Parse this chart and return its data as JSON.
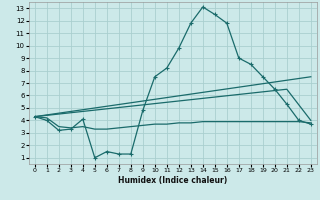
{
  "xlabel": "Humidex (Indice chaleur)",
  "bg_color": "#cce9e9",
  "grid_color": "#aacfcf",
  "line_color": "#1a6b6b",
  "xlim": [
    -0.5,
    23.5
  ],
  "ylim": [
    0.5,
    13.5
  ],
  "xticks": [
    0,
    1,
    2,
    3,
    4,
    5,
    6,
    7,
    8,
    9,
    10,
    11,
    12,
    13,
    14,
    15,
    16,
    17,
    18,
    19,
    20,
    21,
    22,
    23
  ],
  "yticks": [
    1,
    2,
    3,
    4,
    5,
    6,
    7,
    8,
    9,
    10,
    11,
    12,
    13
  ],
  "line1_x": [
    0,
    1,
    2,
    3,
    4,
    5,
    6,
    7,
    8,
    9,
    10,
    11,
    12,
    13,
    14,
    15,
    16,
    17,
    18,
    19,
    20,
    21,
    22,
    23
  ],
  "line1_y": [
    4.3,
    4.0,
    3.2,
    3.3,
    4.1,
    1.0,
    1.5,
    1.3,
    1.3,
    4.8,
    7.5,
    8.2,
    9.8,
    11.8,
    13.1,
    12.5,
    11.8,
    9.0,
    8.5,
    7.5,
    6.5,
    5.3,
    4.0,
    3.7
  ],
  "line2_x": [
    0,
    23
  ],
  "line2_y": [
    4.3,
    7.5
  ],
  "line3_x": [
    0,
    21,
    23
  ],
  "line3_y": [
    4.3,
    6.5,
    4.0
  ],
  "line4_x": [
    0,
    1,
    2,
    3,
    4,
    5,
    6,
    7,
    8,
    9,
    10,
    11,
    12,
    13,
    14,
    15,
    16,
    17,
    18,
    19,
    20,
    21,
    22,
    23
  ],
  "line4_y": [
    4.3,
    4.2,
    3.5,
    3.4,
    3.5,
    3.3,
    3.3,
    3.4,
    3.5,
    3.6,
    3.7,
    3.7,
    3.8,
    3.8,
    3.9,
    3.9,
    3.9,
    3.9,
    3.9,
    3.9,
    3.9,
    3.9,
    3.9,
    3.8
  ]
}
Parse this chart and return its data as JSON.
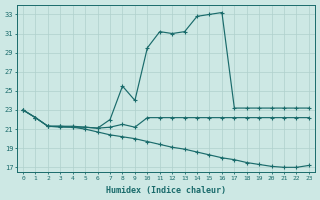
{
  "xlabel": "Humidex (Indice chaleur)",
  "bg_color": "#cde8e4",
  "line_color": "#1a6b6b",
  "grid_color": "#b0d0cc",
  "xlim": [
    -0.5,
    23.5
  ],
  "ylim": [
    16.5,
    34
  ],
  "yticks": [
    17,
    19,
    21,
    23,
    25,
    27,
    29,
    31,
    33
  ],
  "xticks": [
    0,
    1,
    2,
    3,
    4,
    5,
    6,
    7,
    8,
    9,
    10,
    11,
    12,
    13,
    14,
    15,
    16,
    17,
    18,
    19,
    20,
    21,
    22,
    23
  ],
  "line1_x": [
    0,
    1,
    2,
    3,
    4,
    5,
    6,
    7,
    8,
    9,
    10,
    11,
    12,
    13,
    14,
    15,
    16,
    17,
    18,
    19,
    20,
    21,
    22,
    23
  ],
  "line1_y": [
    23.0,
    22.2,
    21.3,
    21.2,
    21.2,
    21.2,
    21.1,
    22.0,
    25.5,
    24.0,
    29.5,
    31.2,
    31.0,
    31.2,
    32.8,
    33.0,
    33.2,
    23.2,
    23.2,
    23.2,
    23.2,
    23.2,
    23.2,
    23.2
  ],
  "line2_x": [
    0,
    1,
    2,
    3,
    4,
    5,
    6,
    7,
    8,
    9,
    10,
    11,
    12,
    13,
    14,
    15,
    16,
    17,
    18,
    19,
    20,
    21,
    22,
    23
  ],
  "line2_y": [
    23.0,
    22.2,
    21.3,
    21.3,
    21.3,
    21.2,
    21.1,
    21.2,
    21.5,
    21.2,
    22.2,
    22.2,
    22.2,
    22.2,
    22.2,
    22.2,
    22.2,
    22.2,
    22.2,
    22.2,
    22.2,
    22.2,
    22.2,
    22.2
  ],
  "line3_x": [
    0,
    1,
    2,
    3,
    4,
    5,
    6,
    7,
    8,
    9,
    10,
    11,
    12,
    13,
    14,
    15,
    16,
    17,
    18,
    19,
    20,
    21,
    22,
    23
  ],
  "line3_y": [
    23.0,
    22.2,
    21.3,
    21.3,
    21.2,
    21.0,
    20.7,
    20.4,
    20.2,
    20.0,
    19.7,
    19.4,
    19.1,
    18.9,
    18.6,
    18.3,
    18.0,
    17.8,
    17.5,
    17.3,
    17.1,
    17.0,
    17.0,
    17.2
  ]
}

• [Task goal]
Copy every record above exactly, leaving out any pictures.

• [Output for this task]
Parse this chart and return its data as JSON.
{
  "xlabel": "Humidex (Indice chaleur)",
  "bg_color": "#cce9e9",
  "grid_color": "#aacfcf",
  "line_color": "#1a6b6b",
  "xlim": [
    -0.5,
    23.5
  ],
  "ylim": [
    0.5,
    13.5
  ],
  "xticks": [
    0,
    1,
    2,
    3,
    4,
    5,
    6,
    7,
    8,
    9,
    10,
    11,
    12,
    13,
    14,
    15,
    16,
    17,
    18,
    19,
    20,
    21,
    22,
    23
  ],
  "yticks": [
    1,
    2,
    3,
    4,
    5,
    6,
    7,
    8,
    9,
    10,
    11,
    12,
    13
  ],
  "line1_x": [
    0,
    1,
    2,
    3,
    4,
    5,
    6,
    7,
    8,
    9,
    10,
    11,
    12,
    13,
    14,
    15,
    16,
    17,
    18,
    19,
    20,
    21,
    22,
    23
  ],
  "line1_y": [
    4.3,
    4.0,
    3.2,
    3.3,
    4.1,
    1.0,
    1.5,
    1.3,
    1.3,
    4.8,
    7.5,
    8.2,
    9.8,
    11.8,
    13.1,
    12.5,
    11.8,
    9.0,
    8.5,
    7.5,
    6.5,
    5.3,
    4.0,
    3.7
  ],
  "line2_x": [
    0,
    23
  ],
  "line2_y": [
    4.3,
    7.5
  ],
  "line3_x": [
    0,
    21,
    23
  ],
  "line3_y": [
    4.3,
    6.5,
    4.0
  ],
  "line4_x": [
    0,
    1,
    2,
    3,
    4,
    5,
    6,
    7,
    8,
    9,
    10,
    11,
    12,
    13,
    14,
    15,
    16,
    17,
    18,
    19,
    20,
    21,
    22,
    23
  ],
  "line4_y": [
    4.3,
    4.2,
    3.5,
    3.4,
    3.5,
    3.3,
    3.3,
    3.4,
    3.5,
    3.6,
    3.7,
    3.7,
    3.8,
    3.8,
    3.9,
    3.9,
    3.9,
    3.9,
    3.9,
    3.9,
    3.9,
    3.9,
    3.9,
    3.8
  ]
}
Parse this chart and return its data as JSON.
{
  "xlabel": "Humidex (Indice chaleur)",
  "bg_color": "#cde8e4",
  "line_color": "#1a6b6b",
  "grid_color": "#b0d0cc",
  "xlim": [
    -0.5,
    23.5
  ],
  "ylim": [
    16.5,
    34
  ],
  "yticks": [
    17,
    19,
    21,
    23,
    25,
    27,
    29,
    31,
    33
  ],
  "xticks": [
    0,
    1,
    2,
    3,
    4,
    5,
    6,
    7,
    8,
    9,
    10,
    11,
    12,
    13,
    14,
    15,
    16,
    17,
    18,
    19,
    20,
    21,
    22,
    23
  ],
  "line1_x": [
    0,
    1,
    2,
    3,
    4,
    5,
    6,
    7,
    8,
    9,
    10,
    11,
    12,
    13,
    14,
    15,
    16,
    17,
    18,
    19,
    20,
    21,
    22,
    23
  ],
  "line1_y": [
    23.0,
    22.2,
    21.3,
    21.2,
    21.2,
    21.2,
    21.1,
    22.0,
    25.5,
    24.0,
    29.5,
    31.2,
    31.0,
    31.2,
    32.8,
    33.0,
    33.2,
    23.2,
    23.2,
    23.2,
    23.2,
    23.2,
    23.2,
    23.2
  ],
  "line2_x": [
    0,
    1,
    2,
    3,
    4,
    5,
    6,
    7,
    8,
    9,
    10,
    11,
    12,
    13,
    14,
    15,
    16,
    17,
    18,
    19,
    20,
    21,
    22,
    23
  ],
  "line2_y": [
    23.0,
    22.2,
    21.3,
    21.3,
    21.3,
    21.2,
    21.1,
    21.2,
    21.5,
    21.2,
    22.2,
    22.2,
    22.2,
    22.2,
    22.2,
    22.2,
    22.2,
    22.2,
    22.2,
    22.2,
    22.2,
    22.2,
    22.2,
    22.2
  ],
  "line3_x": [
    0,
    1,
    2,
    3,
    4,
    5,
    6,
    7,
    8,
    9,
    10,
    11,
    12,
    13,
    14,
    15,
    16,
    17,
    18,
    19,
    20,
    21,
    22,
    23
  ],
  "line3_y": [
    23.0,
    22.2,
    21.3,
    21.3,
    21.2,
    21.0,
    20.7,
    20.4,
    20.2,
    20.0,
    19.7,
    19.4,
    19.1,
    18.9,
    18.6,
    18.3,
    18.0,
    17.8,
    17.5,
    17.3,
    17.1,
    17.0,
    17.0,
    17.2
  ]
}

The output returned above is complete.